DIRECTIVE
With the pictures omitted, write out the entries that follow exactly as they stand.

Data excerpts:
..............................

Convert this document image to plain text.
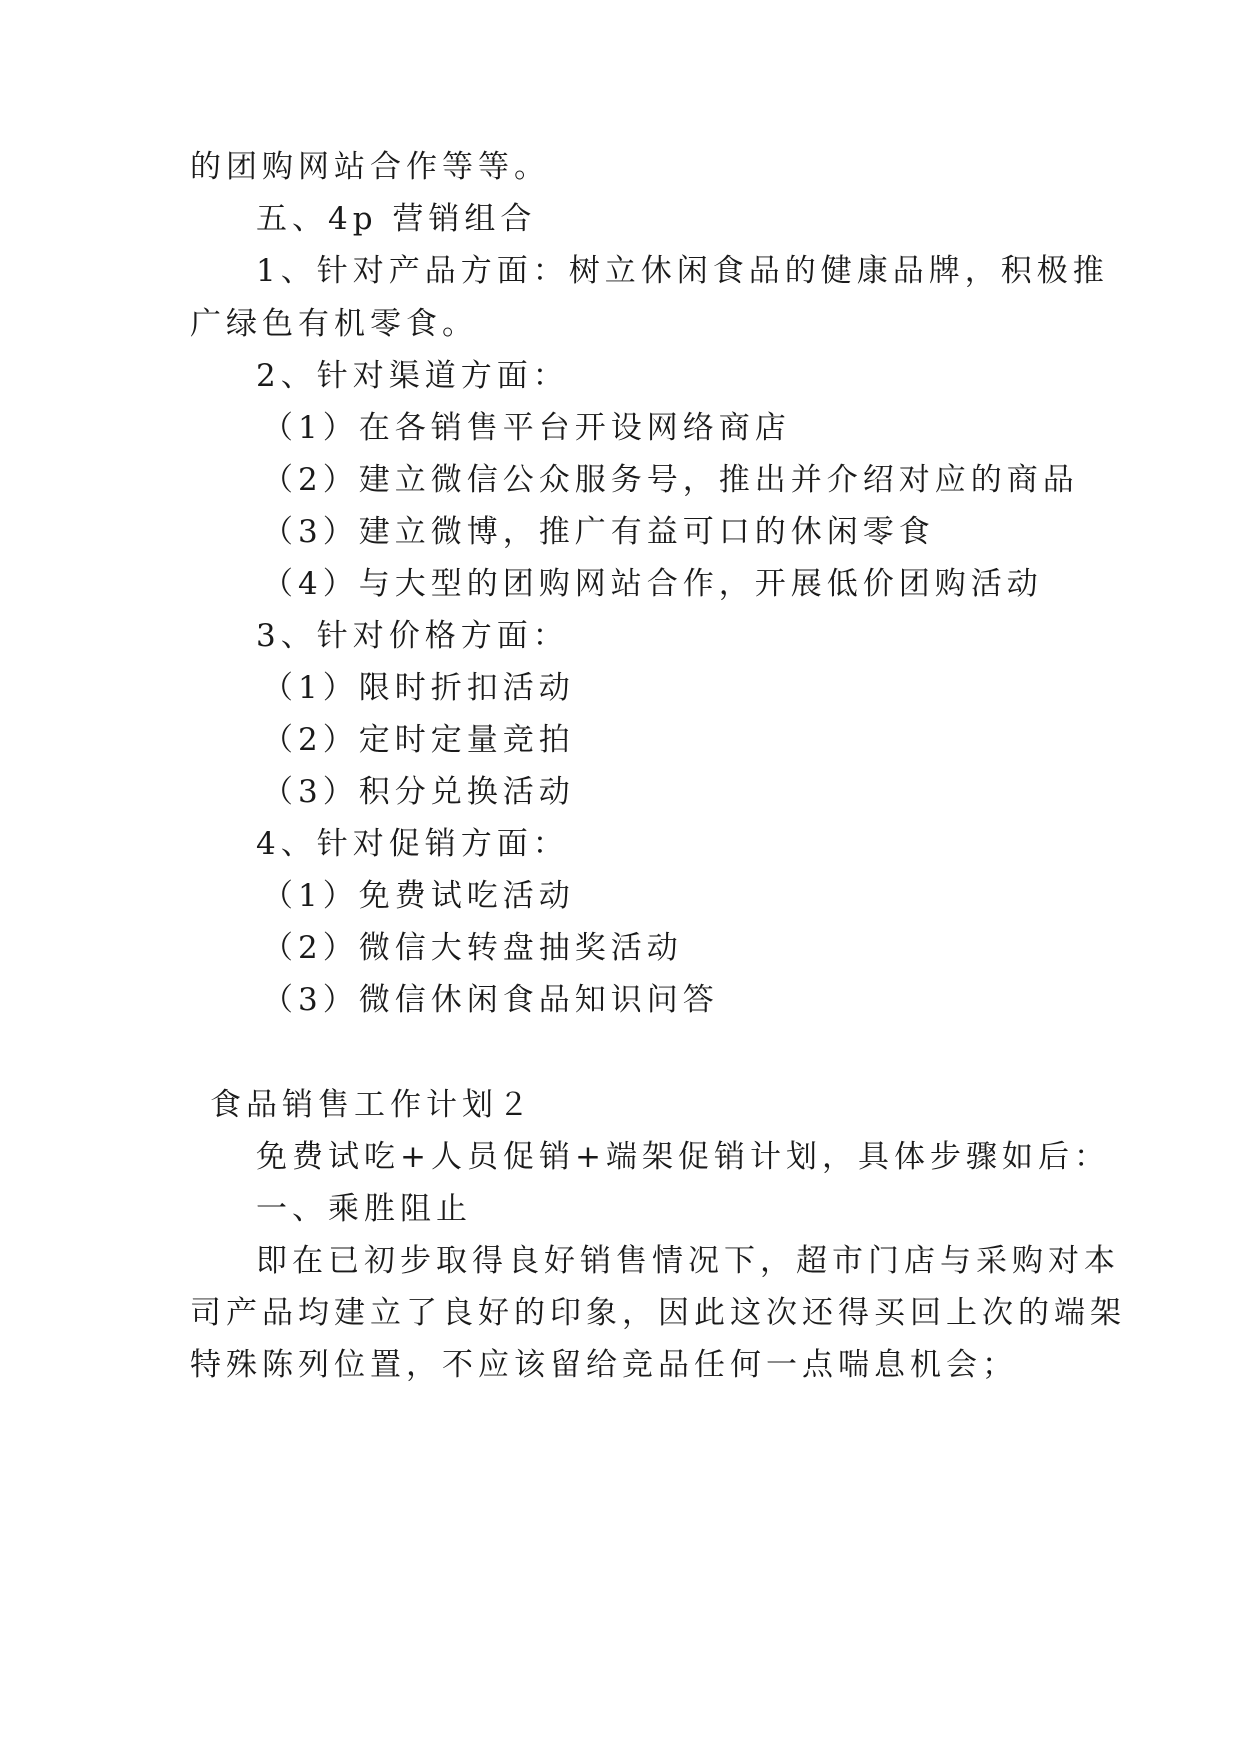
的团购网站合作等等。
五、4p 营销组合
1、针对产品方面：树立休闲食品的健康品牌，积极推
广绿色有机零食。
2、针对渠道方面：
（1）在各销售平台开设网络商店
（2）建立微信公众服务号，推出并介绍对应的商品
（3）建立微博，推广有益可口的休闲零食
（4）与大型的团购网站合作，开展低价团购活动
3、针对价格方面：
（1）限时折扣活动
（2）定时定量竞拍
（3）积分兑换活动
4、针对促销方面：
（1）免费试吃活动
（2）微信大转盘抽奖活动
（3）微信休闲食品知识问答
食品销售工作计划２
免费试吃+人员促销+端架促销计划，具体步骤如后：
一、乘胜阻止
即在已初步取得良好销售情况下，超市门店与采购对本
司产品均建立了良好的印象，因此这次还得买回上次的端架
特殊陈列位置，不应该留给竞品任何一点喘息机会；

..............................

TASK ANSWER
Convert this document image to plain text.
的团购网站合作等等。
五、4p 营销组合
1、针对产品方面：树立休闲食品的健康品牌，积极推
广绿色有机零食。
2、针对渠道方面：
（1）在各销售平台开设网络商店
（2）建立微信公众服务号，推出并介绍对应的商品
（3）建立微博，推广有益可口的休闲零食
（4）与大型的团购网站合作，开展低价团购活动
3、针对价格方面：
（1）限时折扣活动
（2）定时定量竞拍
（3）积分兑换活动
4、针对促销方面：
（1）免费试吃活动
（2）微信大转盘抽奖活动
（3）微信休闲食品知识问答
食品销售工作计划２
免费试吃+人员促销+端架促销计划，具体步骤如后：
一、乘胜阻止
即在已初步取得良好销售情况下，超市门店与采购对本
司产品均建立了良好的印象，因此这次还得买回上次的端架
特殊陈列位置，不应该留给竞品任何一点喘息机会；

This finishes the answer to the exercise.